**TO BE DONE:** Search the records for "group" and copy each line that holds it.

------------------------------------------------------------

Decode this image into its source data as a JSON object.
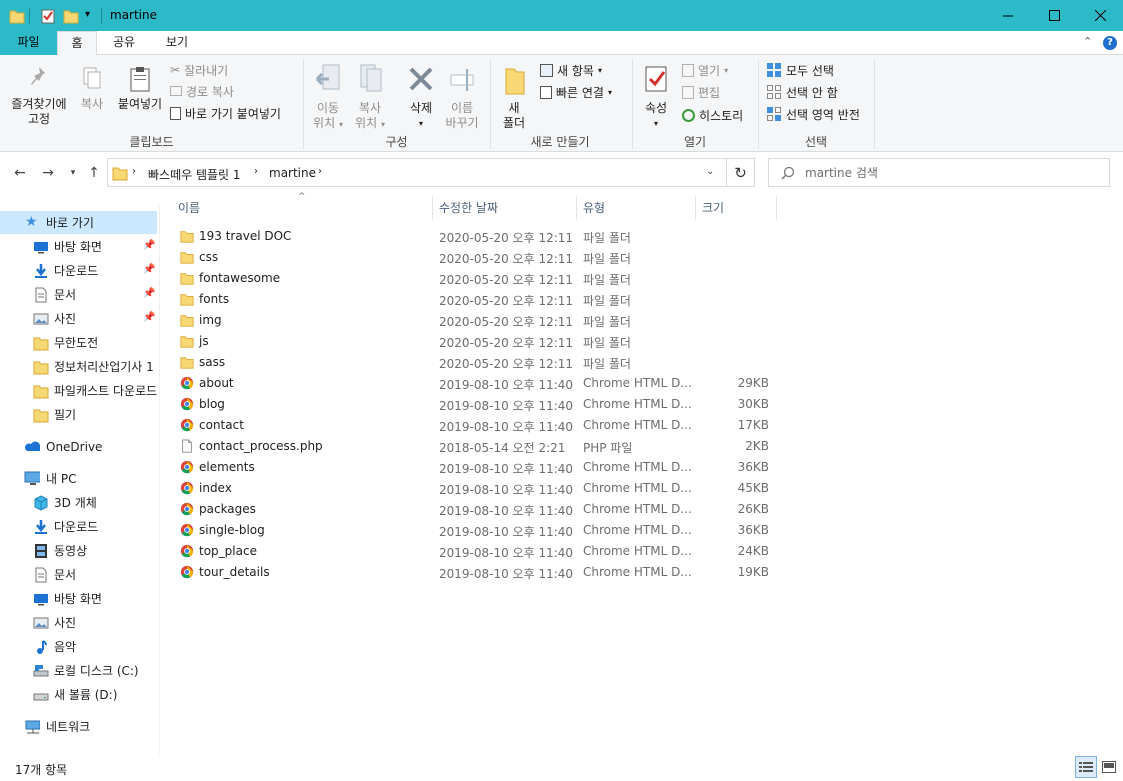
{
  "window": {
    "title": "martine",
    "accent": "#2cbac8"
  },
  "ribbon_tabs": {
    "file": "파일",
    "home": "홈",
    "share": "공유",
    "view": "보기"
  },
  "ribbon": {
    "clipboard": {
      "pin_quick": "즐겨찾기에\n고정",
      "pin_quick_l1": "즐겨찾기에",
      "pin_quick_l2": "고정",
      "copy": "복사",
      "paste": "붙여넣기",
      "cut": "잘라내기",
      "copy_path": "경로 복사",
      "paste_shortcut": "바로 가기 붙여넣기",
      "group": "클립보드"
    },
    "organize": {
      "move_l1": "이동",
      "move_l2": "위치",
      "copy_l1": "복사",
      "copy_l2": "위치",
      "delete": "삭제",
      "rename_l1": "이름",
      "rename_l2": "바꾸기",
      "group": "구성"
    },
    "new": {
      "new_folder_l1": "새",
      "new_folder_l2": "폴더",
      "new_item": "새 항목",
      "easy_access": "빠른 연결",
      "group": "새로 만들기"
    },
    "open": {
      "properties": "속성",
      "open": "열기",
      "edit": "편집",
      "history": "히스토리",
      "group": "열기"
    },
    "select": {
      "select_all": "모두 선택",
      "select_none": "선택 안 함",
      "invert": "선택 영역 반전",
      "group": "선택"
    }
  },
  "address": {
    "crumbs": [
      "빠스떼우 템플릿 1",
      "martine"
    ],
    "search_placeholder": "martine 검색"
  },
  "nav_pane": {
    "quick_access": "바로 가기",
    "quick_items": [
      {
        "label": "바탕 화면",
        "icon": "desktop-icon",
        "pinned": true
      },
      {
        "label": "다운로드",
        "icon": "download-icon",
        "pinned": true
      },
      {
        "label": "문서",
        "icon": "documents-icon",
        "pinned": true
      },
      {
        "label": "사진",
        "icon": "pictures-icon",
        "pinned": true
      },
      {
        "label": "무한도전",
        "icon": "folder-icon",
        "pinned": false
      },
      {
        "label": "정보처리산업기사 1",
        "icon": "folder-icon",
        "pinned": false
      },
      {
        "label": "파일캐스트 다운로드",
        "icon": "folder-icon",
        "pinned": false
      },
      {
        "label": "필기",
        "icon": "folder-icon",
        "pinned": false
      }
    ],
    "onedrive": "OneDrive",
    "this_pc": "내 PC",
    "pc_items": [
      {
        "label": "3D 개체",
        "icon": "3d-objects-icon"
      },
      {
        "label": "다운로드",
        "icon": "download-icon"
      },
      {
        "label": "동영상",
        "icon": "videos-icon"
      },
      {
        "label": "문서",
        "icon": "documents-icon"
      },
      {
        "label": "바탕 화면",
        "icon": "desktop-icon"
      },
      {
        "label": "사진",
        "icon": "pictures-icon"
      },
      {
        "label": "음악",
        "icon": "music-icon"
      },
      {
        "label": "로컬 디스크 (C:)",
        "icon": "drive-c-icon"
      },
      {
        "label": "새 볼륨 (D:)",
        "icon": "drive-d-icon"
      }
    ],
    "network": "네트워크"
  },
  "columns": {
    "name": "이름",
    "date": "수정한 날짜",
    "type": "유형",
    "size": "크기"
  },
  "files": [
    {
      "name": "193 travel DOC",
      "date": "2020-05-20 오후 12:11",
      "type": "파일 폴더",
      "size": "",
      "icon": "folder-icon"
    },
    {
      "name": "css",
      "date": "2020-05-20 오후 12:11",
      "type": "파일 폴더",
      "size": "",
      "icon": "folder-icon"
    },
    {
      "name": "fontawesome",
      "date": "2020-05-20 오후 12:11",
      "type": "파일 폴더",
      "size": "",
      "icon": "folder-icon"
    },
    {
      "name": "fonts",
      "date": "2020-05-20 오후 12:11",
      "type": "파일 폴더",
      "size": "",
      "icon": "folder-icon"
    },
    {
      "name": "img",
      "date": "2020-05-20 오후 12:11",
      "type": "파일 폴더",
      "size": "",
      "icon": "folder-icon"
    },
    {
      "name": "js",
      "date": "2020-05-20 오후 12:11",
      "type": "파일 폴더",
      "size": "",
      "icon": "folder-icon"
    },
    {
      "name": "sass",
      "date": "2020-05-20 오후 12:11",
      "type": "파일 폴더",
      "size": "",
      "icon": "folder-icon"
    },
    {
      "name": "about",
      "date": "2019-08-10 오후 11:40",
      "type": "Chrome HTML D...",
      "size": "29KB",
      "icon": "chrome-html-icon"
    },
    {
      "name": "blog",
      "date": "2019-08-10 오후 11:40",
      "type": "Chrome HTML D...",
      "size": "30KB",
      "icon": "chrome-html-icon"
    },
    {
      "name": "contact",
      "date": "2019-08-10 오후 11:40",
      "type": "Chrome HTML D...",
      "size": "17KB",
      "icon": "chrome-html-icon"
    },
    {
      "name": "contact_process.php",
      "date": "2018-05-14 오전 2:21",
      "type": "PHP 파일",
      "size": "2KB",
      "icon": "php-file-icon"
    },
    {
      "name": "elements",
      "date": "2019-08-10 오후 11:40",
      "type": "Chrome HTML D...",
      "size": "36KB",
      "icon": "chrome-html-icon"
    },
    {
      "name": "index",
      "date": "2019-08-10 오후 11:40",
      "type": "Chrome HTML D...",
      "size": "45KB",
      "icon": "chrome-html-icon"
    },
    {
      "name": "packages",
      "date": "2019-08-10 오후 11:40",
      "type": "Chrome HTML D...",
      "size": "26KB",
      "icon": "chrome-html-icon"
    },
    {
      "name": "single-blog",
      "date": "2019-08-10 오후 11:40",
      "type": "Chrome HTML D...",
      "size": "36KB",
      "icon": "chrome-html-icon"
    },
    {
      "name": "top_place",
      "date": "2019-08-10 오후 11:40",
      "type": "Chrome HTML D...",
      "size": "24KB",
      "icon": "chrome-html-icon"
    },
    {
      "name": "tour_details",
      "date": "2019-08-10 오후 11:40",
      "type": "Chrome HTML D...",
      "size": "19KB",
      "icon": "chrome-html-icon"
    }
  ],
  "status": {
    "count": "17개 항목"
  }
}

------------------------------------------------------------

**RESPONSE:**
      "group": "클립보드"
      "group": "구성"
      "group": "새로 만들기"
      "group": "열기"
      "group": "선택"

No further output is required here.